• **Exercise data**

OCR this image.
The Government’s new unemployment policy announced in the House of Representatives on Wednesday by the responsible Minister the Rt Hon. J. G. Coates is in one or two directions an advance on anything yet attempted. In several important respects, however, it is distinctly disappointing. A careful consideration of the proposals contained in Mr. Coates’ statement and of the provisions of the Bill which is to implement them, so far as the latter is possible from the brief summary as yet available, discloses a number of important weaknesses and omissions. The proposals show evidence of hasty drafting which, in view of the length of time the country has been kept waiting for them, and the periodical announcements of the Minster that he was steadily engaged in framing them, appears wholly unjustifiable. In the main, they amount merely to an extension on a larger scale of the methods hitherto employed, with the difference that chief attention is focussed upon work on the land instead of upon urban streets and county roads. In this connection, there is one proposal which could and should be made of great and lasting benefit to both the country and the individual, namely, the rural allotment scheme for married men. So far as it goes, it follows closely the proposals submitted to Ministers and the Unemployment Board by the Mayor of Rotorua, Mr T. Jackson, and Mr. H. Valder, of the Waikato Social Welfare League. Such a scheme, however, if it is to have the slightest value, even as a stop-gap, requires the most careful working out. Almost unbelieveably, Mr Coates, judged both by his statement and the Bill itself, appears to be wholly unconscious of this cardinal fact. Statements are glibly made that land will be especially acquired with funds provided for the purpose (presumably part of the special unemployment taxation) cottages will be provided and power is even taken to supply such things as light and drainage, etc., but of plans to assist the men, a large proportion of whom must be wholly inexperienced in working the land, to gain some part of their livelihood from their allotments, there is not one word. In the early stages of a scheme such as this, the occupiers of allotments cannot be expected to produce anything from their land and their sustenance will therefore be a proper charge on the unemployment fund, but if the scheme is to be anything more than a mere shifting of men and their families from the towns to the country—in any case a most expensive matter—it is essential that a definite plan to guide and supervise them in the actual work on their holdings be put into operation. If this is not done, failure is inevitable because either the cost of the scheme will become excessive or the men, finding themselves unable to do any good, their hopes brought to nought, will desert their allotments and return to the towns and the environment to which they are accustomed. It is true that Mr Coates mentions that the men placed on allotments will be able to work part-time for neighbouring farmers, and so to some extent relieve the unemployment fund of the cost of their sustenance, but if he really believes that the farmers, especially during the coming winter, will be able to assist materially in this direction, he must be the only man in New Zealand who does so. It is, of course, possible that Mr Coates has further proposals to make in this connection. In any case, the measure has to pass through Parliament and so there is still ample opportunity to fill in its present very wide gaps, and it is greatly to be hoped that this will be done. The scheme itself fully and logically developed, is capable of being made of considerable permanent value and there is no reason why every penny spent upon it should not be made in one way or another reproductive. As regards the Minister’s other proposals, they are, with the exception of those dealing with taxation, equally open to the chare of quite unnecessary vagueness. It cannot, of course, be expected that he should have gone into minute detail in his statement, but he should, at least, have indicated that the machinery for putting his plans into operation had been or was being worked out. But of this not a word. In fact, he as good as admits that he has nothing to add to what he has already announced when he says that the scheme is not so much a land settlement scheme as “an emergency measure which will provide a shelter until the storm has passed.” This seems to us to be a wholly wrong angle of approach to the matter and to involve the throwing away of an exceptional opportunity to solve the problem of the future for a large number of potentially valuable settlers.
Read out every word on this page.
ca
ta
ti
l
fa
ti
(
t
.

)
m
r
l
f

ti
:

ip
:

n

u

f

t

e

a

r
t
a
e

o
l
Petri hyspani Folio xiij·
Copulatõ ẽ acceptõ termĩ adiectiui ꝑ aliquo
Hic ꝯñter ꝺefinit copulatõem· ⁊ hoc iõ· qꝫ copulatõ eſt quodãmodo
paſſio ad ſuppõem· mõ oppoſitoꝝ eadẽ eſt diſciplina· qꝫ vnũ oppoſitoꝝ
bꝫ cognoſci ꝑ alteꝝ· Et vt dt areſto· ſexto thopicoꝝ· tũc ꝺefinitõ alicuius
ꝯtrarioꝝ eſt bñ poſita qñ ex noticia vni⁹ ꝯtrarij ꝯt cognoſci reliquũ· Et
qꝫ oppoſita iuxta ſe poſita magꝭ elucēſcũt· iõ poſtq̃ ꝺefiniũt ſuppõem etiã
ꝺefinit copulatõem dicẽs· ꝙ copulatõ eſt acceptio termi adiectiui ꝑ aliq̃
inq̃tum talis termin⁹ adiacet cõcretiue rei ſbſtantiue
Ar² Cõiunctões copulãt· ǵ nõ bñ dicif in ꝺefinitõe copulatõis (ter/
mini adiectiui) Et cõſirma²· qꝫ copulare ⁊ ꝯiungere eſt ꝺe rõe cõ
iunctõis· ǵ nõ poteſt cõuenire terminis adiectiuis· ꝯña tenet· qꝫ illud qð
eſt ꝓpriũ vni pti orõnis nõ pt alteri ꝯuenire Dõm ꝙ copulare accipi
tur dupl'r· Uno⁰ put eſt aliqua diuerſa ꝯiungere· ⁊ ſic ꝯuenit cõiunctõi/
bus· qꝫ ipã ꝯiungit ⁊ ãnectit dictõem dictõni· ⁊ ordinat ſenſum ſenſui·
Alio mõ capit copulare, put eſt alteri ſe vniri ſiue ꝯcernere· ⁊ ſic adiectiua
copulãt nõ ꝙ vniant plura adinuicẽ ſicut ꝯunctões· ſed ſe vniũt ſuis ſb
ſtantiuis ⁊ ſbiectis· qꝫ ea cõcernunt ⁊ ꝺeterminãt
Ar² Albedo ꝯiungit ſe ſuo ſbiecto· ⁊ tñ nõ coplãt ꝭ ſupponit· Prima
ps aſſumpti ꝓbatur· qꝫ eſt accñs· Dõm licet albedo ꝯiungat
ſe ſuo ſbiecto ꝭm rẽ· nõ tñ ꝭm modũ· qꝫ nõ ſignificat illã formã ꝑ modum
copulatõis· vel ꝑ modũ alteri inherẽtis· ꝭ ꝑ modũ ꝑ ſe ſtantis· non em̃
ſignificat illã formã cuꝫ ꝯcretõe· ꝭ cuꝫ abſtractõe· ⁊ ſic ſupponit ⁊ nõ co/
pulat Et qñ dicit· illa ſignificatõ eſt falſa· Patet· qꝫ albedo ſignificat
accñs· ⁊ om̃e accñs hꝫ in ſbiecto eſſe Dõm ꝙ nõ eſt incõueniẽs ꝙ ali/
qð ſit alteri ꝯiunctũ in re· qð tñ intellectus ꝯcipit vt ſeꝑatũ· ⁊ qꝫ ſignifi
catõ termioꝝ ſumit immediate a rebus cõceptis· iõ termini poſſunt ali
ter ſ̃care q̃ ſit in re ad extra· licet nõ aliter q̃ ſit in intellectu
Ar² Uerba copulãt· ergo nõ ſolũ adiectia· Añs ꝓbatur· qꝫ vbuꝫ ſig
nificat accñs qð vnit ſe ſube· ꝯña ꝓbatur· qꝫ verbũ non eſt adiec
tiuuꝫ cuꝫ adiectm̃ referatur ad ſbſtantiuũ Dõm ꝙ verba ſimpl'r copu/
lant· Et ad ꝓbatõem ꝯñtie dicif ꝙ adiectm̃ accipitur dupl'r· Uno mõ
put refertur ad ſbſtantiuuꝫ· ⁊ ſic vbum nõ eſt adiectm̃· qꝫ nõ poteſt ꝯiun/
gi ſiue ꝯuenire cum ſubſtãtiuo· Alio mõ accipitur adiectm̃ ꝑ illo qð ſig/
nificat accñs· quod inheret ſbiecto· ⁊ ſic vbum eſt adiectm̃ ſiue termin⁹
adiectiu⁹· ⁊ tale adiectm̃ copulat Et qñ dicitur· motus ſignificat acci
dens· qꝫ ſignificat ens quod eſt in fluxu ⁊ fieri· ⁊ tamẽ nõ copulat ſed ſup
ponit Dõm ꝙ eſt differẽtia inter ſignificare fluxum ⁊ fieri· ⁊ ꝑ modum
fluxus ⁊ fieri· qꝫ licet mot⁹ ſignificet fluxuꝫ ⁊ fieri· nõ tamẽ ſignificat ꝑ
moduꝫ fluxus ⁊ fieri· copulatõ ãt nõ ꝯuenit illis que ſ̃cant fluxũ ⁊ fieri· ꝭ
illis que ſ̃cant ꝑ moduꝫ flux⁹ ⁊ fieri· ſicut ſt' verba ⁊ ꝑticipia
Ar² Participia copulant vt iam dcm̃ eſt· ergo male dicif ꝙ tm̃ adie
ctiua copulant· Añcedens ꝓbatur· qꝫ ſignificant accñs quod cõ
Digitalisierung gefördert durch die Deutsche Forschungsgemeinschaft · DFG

• **Work to be completed**
Search the listing above for the string "fieri". Copy every line that contains it.

• **Solution**
dens· qꝫ ſignificat ens quod eſt in fluxu ⁊ fieri· ⁊ tamẽ nõ copulat ſed ſup
ponit Dõm ꝙ eſt differẽtia inter ſignificare fluxum ⁊ fieri· ⁊ ꝑ modum
fluxus ⁊ fieri· qꝫ licet mot⁹ ſignificet fluxuꝫ ⁊ fieri· nõ tamẽ ſignificat ꝑ
moduꝫ fluxus ⁊ fieri· copulatõ ãt nõ ꝯuenit illis que ſ̃cant fluxũ ⁊ fieri· ꝭ
illis que ſ̃cant ꝑ moduꝫ flux⁹ ⁊ fieri· ſicut ſt' verba ⁊ ꝑticipia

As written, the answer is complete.